● **PROBLEM**
Copy the data exactly; pictures stay out of the copy.

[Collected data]
◇ ◇ ◇

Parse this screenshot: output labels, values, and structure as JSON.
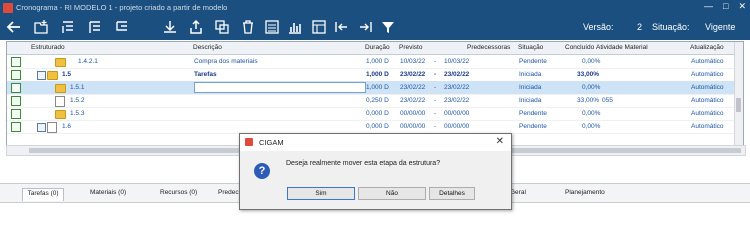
{
  "window": {
    "title": "Cronograma - RI MODELO 1 - projeto criado a partir de modelo"
  },
  "header": {
    "versao_label": "Versão:",
    "versao_value": "2",
    "situacao_label": "Situação:",
    "situacao_value": "Vigente"
  },
  "columns": [
    "Estruturado",
    "Descrição",
    "Duração",
    "Previsto",
    "Predecessoras",
    "Situação",
    "Concluído",
    "Atividade Material",
    "Atualização"
  ],
  "rows": [
    {
      "code": "1.4.2.1",
      "desc": "Compra dos materiais",
      "dur": "1,000 D",
      "start": "10/03/22",
      "sep": "-",
      "end": "10/03/22",
      "sit": "Pendente",
      "pct": "0,00%",
      "mat": "",
      "upd": "Automático"
    },
    {
      "code": "1.5",
      "desc": "Tarefas",
      "dur": "1,000 D",
      "start": "23/02/22",
      "sep": "-",
      "end": "23/02/22",
      "sit": "Iniciada",
      "pct": "33,00%",
      "mat": "",
      "upd": "Automático"
    },
    {
      "code": "1.5.1",
      "desc": "",
      "dur": "1,000 D",
      "start": "23/02/22",
      "sep": "-",
      "end": "23/02/22",
      "sit": "Iniciada",
      "pct": "0,00%",
      "mat": "",
      "upd": "Automático"
    },
    {
      "code": "1.5.2",
      "desc": "",
      "dur": "0,250 D",
      "start": "23/02/22",
      "sep": "-",
      "end": "23/02/22",
      "sit": "Iniciada",
      "pct": "33,00%",
      "mat": "055",
      "upd": "Automático"
    },
    {
      "code": "1.5.3",
      "desc": "",
      "dur": "0,000 D",
      "start": "00/00/00",
      "sep": "-",
      "end": "00/00/00",
      "sit": "Pendente",
      "pct": "0,00%",
      "mat": "",
      "upd": "Automático"
    },
    {
      "code": "1.6",
      "desc": "",
      "dur": "0,000 D",
      "start": "00/00/00",
      "sep": "-",
      "end": "00/00/00",
      "sit": "Pendente",
      "pct": "0,00%",
      "mat": "",
      "upd": "Automático"
    }
  ],
  "tabs": [
    "Tarefas (0)",
    "Materiais (0)",
    "Recursos (0)",
    "Predec",
    "Geral",
    "Planejamento"
  ],
  "dialog": {
    "title": "CIGAM",
    "message": "Deseja realmente mover esta etapa da estrutura?",
    "yes": "Sim",
    "no": "Não",
    "details": "Detalhes"
  },
  "icons": [
    "back-arrow-icon",
    "add-folder-icon",
    "insert-above-icon",
    "insert-below-icon",
    "insert-child-icon",
    "download-icon",
    "export-icon",
    "copy-icon",
    "delete-icon",
    "list-icon",
    "chart-icon",
    "properties-icon",
    "expand-icon",
    "collapse-left-icon",
    "indent-icon",
    "filter-icon"
  ]
}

◇ ◇ ◇

● **ANSWER TO THIS TASK**
Parse this screenshot: output labels, values, and structure as JSON.
{
  "window": {
    "title": "Cronograma - RI MODELO 1 - projeto criado a partir de modelo"
  },
  "header": {
    "versao_label": "Versão:",
    "versao_value": "2",
    "situacao_label": "Situação:",
    "situacao_value": "Vigente"
  },
  "columns": [
    "Estruturado",
    "Descrição",
    "Duração",
    "Previsto",
    "Predecessoras",
    "Situação",
    "Concluído",
    "Atividade Material",
    "Atualização"
  ],
  "rows": [
    {
      "code": "1.4.2.1",
      "desc": "Compra dos materiais",
      "dur": "1,000 D",
      "start": "10/03/22",
      "sep": "-",
      "end": "10/03/22",
      "sit": "Pendente",
      "pct": "0,00%",
      "mat": "",
      "upd": "Automático"
    },
    {
      "code": "1.5",
      "desc": "Tarefas",
      "dur": "1,000 D",
      "start": "23/02/22",
      "sep": "-",
      "end": "23/02/22",
      "sit": "Iniciada",
      "pct": "33,00%",
      "mat": "",
      "upd": "Automático"
    },
    {
      "code": "1.5.1",
      "desc": "",
      "dur": "1,000 D",
      "start": "23/02/22",
      "sep": "-",
      "end": "23/02/22",
      "sit": "Iniciada",
      "pct": "0,00%",
      "mat": "",
      "upd": "Automático"
    },
    {
      "code": "1.5.2",
      "desc": "",
      "dur": "0,250 D",
      "start": "23/02/22",
      "sep": "-",
      "end": "23/02/22",
      "sit": "Iniciada",
      "pct": "33,00%",
      "mat": "055",
      "upd": "Automático"
    },
    {
      "code": "1.5.3",
      "desc": "",
      "dur": "0,000 D",
      "start": "00/00/00",
      "sep": "-",
      "end": "00/00/00",
      "sit": "Pendente",
      "pct": "0,00%",
      "mat": "",
      "upd": "Automático"
    },
    {
      "code": "1.6",
      "desc": "",
      "dur": "0,000 D",
      "start": "00/00/00",
      "sep": "-",
      "end": "00/00/00",
      "sit": "Pendente",
      "pct": "0,00%",
      "mat": "",
      "upd": "Automático"
    }
  ],
  "tabs": [
    "Tarefas (0)",
    "Materiais (0)",
    "Recursos (0)",
    "Predec",
    "Geral",
    "Planejamento"
  ],
  "dialog": {
    "title": "CIGAM",
    "message": "Deseja realmente mover esta etapa da estrutura?",
    "yes": "Sim",
    "no": "Não",
    "details": "Detalhes"
  },
  "icons": [
    "back-arrow-icon",
    "add-folder-icon",
    "insert-above-icon",
    "insert-below-icon",
    "insert-child-icon",
    "download-icon",
    "export-icon",
    "copy-icon",
    "delete-icon",
    "list-icon",
    "chart-icon",
    "properties-icon",
    "expand-icon",
    "collapse-left-icon",
    "indent-icon",
    "filter-icon"
  ]
}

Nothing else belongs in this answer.